REQUIREMENT: Identify each line below containing the string "Datenflussdiagramme" and copy it.

ROWS:

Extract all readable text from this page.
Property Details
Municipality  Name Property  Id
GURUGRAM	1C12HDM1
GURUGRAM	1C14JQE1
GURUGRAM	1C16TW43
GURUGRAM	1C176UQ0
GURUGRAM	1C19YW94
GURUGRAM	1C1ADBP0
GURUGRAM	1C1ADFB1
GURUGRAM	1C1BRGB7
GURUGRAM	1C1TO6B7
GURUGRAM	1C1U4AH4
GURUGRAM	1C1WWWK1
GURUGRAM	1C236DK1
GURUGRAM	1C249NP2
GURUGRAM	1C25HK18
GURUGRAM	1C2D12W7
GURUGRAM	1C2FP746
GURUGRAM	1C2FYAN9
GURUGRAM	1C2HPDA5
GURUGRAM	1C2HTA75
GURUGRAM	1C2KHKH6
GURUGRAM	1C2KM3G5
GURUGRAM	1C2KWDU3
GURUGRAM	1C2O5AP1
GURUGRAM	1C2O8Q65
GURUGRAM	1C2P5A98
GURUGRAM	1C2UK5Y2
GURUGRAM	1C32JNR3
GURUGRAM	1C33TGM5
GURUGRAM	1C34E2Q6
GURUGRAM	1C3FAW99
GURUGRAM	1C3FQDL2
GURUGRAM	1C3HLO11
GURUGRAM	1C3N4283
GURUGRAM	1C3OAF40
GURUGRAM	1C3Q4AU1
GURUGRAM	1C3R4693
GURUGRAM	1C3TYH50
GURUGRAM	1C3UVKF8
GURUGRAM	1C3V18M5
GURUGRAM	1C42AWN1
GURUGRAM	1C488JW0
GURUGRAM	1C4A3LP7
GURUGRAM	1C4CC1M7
* * *
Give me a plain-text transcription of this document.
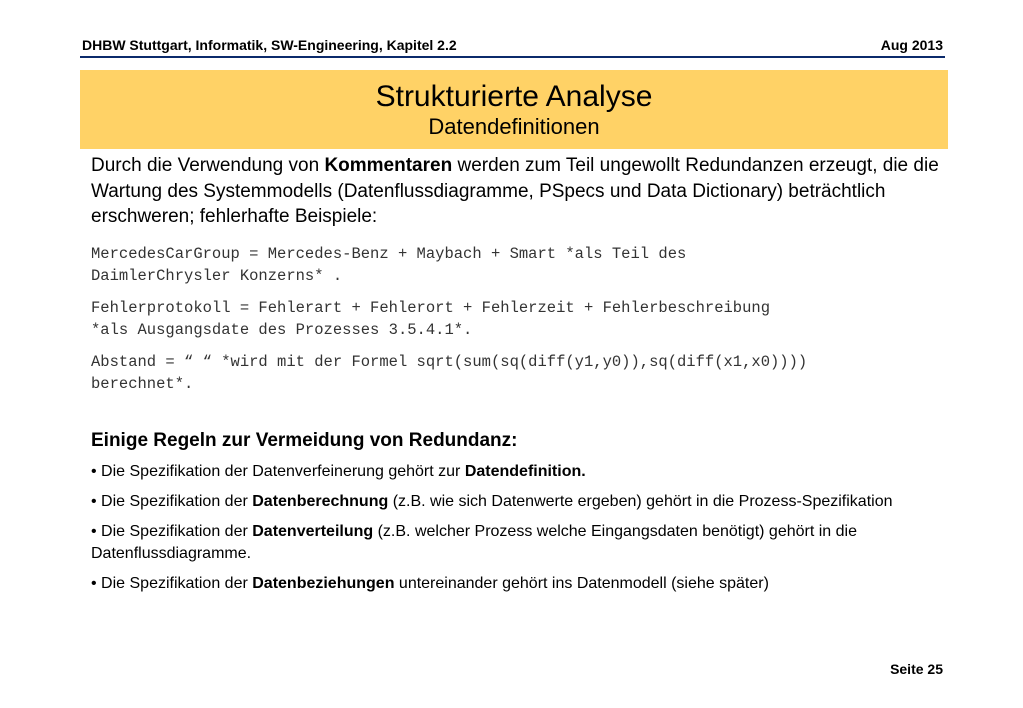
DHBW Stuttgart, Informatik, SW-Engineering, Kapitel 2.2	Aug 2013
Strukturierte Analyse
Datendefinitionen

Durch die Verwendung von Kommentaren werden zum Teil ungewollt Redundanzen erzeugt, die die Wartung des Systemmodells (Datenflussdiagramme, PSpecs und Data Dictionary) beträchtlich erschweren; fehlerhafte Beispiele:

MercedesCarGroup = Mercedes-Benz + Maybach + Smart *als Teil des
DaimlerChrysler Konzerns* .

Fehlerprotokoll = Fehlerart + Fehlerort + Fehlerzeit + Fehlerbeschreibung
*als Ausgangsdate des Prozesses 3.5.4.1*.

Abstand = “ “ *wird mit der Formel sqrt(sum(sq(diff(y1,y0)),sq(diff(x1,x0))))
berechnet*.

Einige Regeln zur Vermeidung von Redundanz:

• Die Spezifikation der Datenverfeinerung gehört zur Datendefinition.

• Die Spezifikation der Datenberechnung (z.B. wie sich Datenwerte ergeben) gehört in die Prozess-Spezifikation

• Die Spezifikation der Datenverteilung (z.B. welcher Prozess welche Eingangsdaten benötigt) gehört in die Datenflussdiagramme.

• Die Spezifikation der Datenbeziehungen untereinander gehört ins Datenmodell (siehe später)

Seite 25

THE COMPLETED TASK:
Durch die Verwendung von Kommentaren werden zum Teil ungewollt Redundanzen erzeugt, die die Wartung des Systemmodells (Datenflussdiagramme, PSpecs und Data Dictionary) beträchtlich erschweren; fehlerhafte Beispiele:
• Die Spezifikation der Datenverteilung (z.B. welcher Prozess welche Eingangsdaten benötigt) gehört in die Datenflussdiagramme.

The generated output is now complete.